Your goal:
Extract every line below, verbatim.

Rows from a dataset
+ + + +
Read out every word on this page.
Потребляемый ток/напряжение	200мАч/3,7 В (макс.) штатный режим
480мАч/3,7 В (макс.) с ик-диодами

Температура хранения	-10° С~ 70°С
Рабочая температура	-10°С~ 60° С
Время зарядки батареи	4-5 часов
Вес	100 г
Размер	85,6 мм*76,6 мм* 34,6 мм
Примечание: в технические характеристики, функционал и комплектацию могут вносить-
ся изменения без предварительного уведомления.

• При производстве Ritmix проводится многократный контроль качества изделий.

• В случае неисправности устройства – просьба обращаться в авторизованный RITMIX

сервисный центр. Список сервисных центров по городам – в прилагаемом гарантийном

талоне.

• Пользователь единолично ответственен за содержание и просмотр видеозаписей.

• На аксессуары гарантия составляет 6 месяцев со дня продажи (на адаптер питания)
+ + + +
Task answer:
Read out every word on this page.
Потребляемый ток/напряжение	200мАч/3,7 В (макс.) штатный режим
480мАч/3,7 В (макс.) с ик-диодами

Температура хранения	-10° С~ 70°С
Рабочая температура	-10°С~ 60° С
Время зарядки батареи	4-5 часов
Вес	100 г
Размер	85,6 мм*76,6 мм* 34,6 мм
Примечание: в технические характеристики, функционал и комплектацию могут вносить-
ся изменения без предварительного уведомления.

• При производстве Ritmix проводится многократный контроль качества изделий.

• В случае неисправности устройства – просьба обращаться в авторизованный RITMIX

сервисный центр. Список сервисных центров по городам – в прилагаемом гарантийном

талоне.

• Пользователь единолично ответственен за содержание и просмотр видеозаписей.

• На аксессуары гарантия составляет 6 месяцев со дня продажи (на адаптер питания)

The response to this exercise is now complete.